Start EXCERPTED TEXT
632 F.3d 338 (6th Cir. 2011), 10-5584, Baze v. Parker
|Citation:||632 F.3d 338|
|Opinion Judge:||BOGGS, Circuit Judge.|
|Party Name:||Ralph Stevens BAZE, Jr., Petitioner-Appellant, v. Philip PARKER, Respondent-Appellee.|
|Attorney:||David M. Barron, Kentucky Department of Public Advocacy, Frankfort, Kentucky, Dennis J. Burke, Kentucky Department of Public Advocacy, LaGrange, Kentucky, for Appellant. William Robert Long, Jr., Office of the Kentucky Attorney General, Frankfort, Kentucky, for Appellee.|
|Judge Panel:||Before: BOGGS, COLE, and COOK, Circuit Judges. BOGGS, J., delivered the opinion of the court, in which COOK, J., joined. COLE, J. (pp. 346 - 47), delivered a separate opinion concurring in the judgment. COLE, Circuit Judge, concurring in the judgment.|
|Case Date:||February 04, 2011|
|Court:||United States Courts of Appeals, Court of Appeals for the Sixth Circuit|
David M. Barron, Kentucky Department of Public Advocacy, Frankfort, Kentucky, Dennis J. Burke, Kentucky Department of Public Advocacy, LaGrange, Kentucky, for Appellant.
William Robert Long, Jr., Office of the Kentucky Attorney General, Frankfort, Kentucky, for Appellee.
Ralph Stevens Baze, Jr., a Kentucky inmate on death row, wishes to interview prison personnel to support his application for clemency. After the Kentucky Department of Corrections (" KDOC" ) denied Baze's request for unfettered access to these personnel, Baze sought relief in district court with a motion to order KDOC
to allow him to conduct his desired interviews. The district court denied Baze's motion for a want of jurisdiction, and we affirm.
In February 1994, a Kentucky jury sentenced Baze to death for the 1992 murders of Sheriff Steven Bennett and Deputy Sheriff Arthur Briscoe. Direct review concluded in 1998, and this court upheld the denial of Baze's petition for a writ of habeas corpus in 2004. Baze v. Parker, 371 F.3d 310, 315 (6th Cir.2004), cert. denied, 544 U.S. 931, 125 S.Ct. 1670, 161 L.Ed.2d 495 (2005).
End EXCERPTED TEXT
Start AVAILABLE DATA
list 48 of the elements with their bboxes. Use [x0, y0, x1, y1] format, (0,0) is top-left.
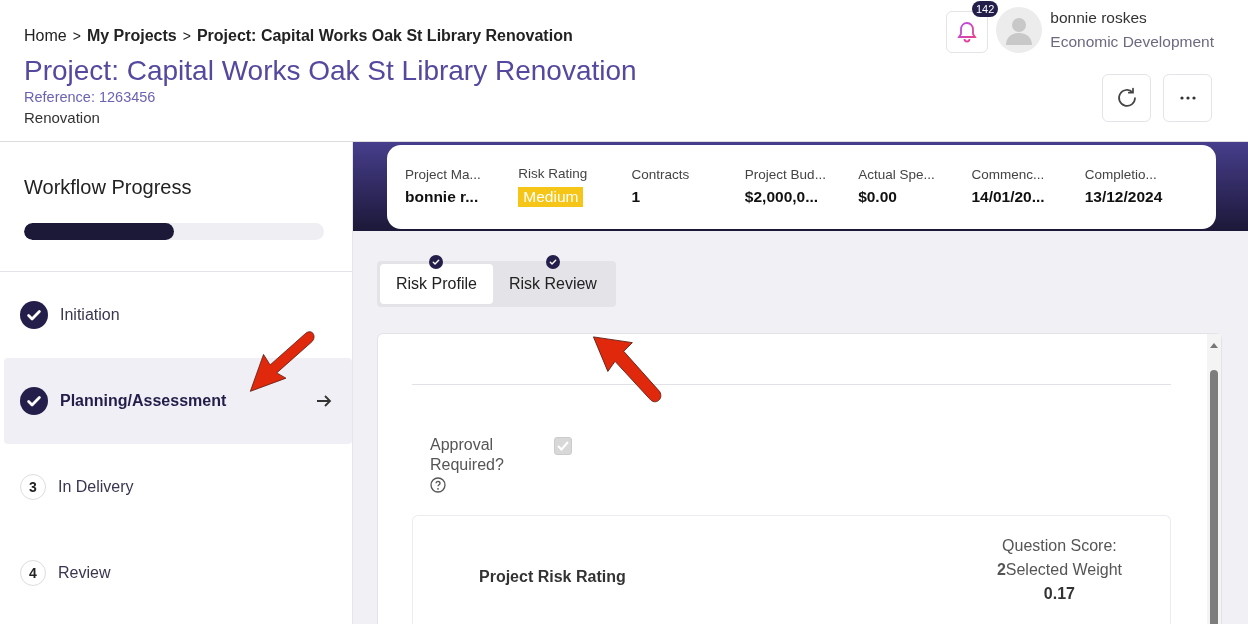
End AVAILABLE DATA
▶ CHALLENGES
1. In the Baze v. Parker opinion, whose murders led to Baze's death sentence?
2. Extend the Baze v. Parker opinion past its last sentence.

▶ ANSWERS FOR THIS EXERCISE
1. Sheriff Steven Bennett and Deputy Sheriff Arthur Briscoe.

2.
After exhausting habeas proceedings, Baze began work on a clemency application.1 Appellant's Br., at 2. Baze believes that certain individuals at the prison where he is confined possess information that could strengthen his bid for clemency. Accordingly, on January 20, 2009, he requested permission for his attorneys to speak with prison guards, the death row unit administrator, and other death row inmates. Id. at 3. Two days later, the Commissioner of KDOC denied Baze's request.
On February 10, 2009, Baze filed a complaint in state court. Baze sought a declaratory judgment, claiming that KDOC's denial violated his constitutional rights. The court denied his claim, and the Kentucky Supreme Court affirmed on January 21, 2010. Baze v. Thompson, 302 S.W.3d 57, 58, 60 (Ky.2010).
On February 24, 2010, Baze filed a motion in district court, in which he requested an order that KDOC allow him to conduct his desired interviews without interference. Baze argued that the order was authorized by 18 U.S. C. § 3599(f) and, in the alternative, the All Writs Act, 28 U.S. C. § 1651.
On May 6, 2010, the district court denied Baze's motion. The district court held that it lacked jurisdiction to issue the requested order because " [s]ection 3599(f) merely allows the Court to authorize the expenditure of funds ... [and] does not give the Court the authority to issue an order granting a defendant access to certain state officials or others in the hopes that they will provide information relevant to the clemency process." The court further held that the All Writs Act is not a source of jurisdiction to issue the order because " the Court has no independent jurisdiction over the state clemency process beyond the appointment of counsel under Section 3599(e) ... [and] because Section 3599 is not an independent source of jurisdiction, Baze's requested relief is not available under the All-Writs Act."
Baze filed this timely appeal, and this court has jurisdiction to review the final decision of the district court. 28 U.S. C. § 1291; see Harbison v. Bell, __ U.S. __, 129 S.Ct. 1481, 1485, 173 L.Ed.2d 347 (2009) (" An order that merely denies a motion to enlarge the authority of appointed counsel ... is not [an order that disposes of the merits of a habeas proceeding] and is therefore not subject to the [certificate of appealability] requirement." ).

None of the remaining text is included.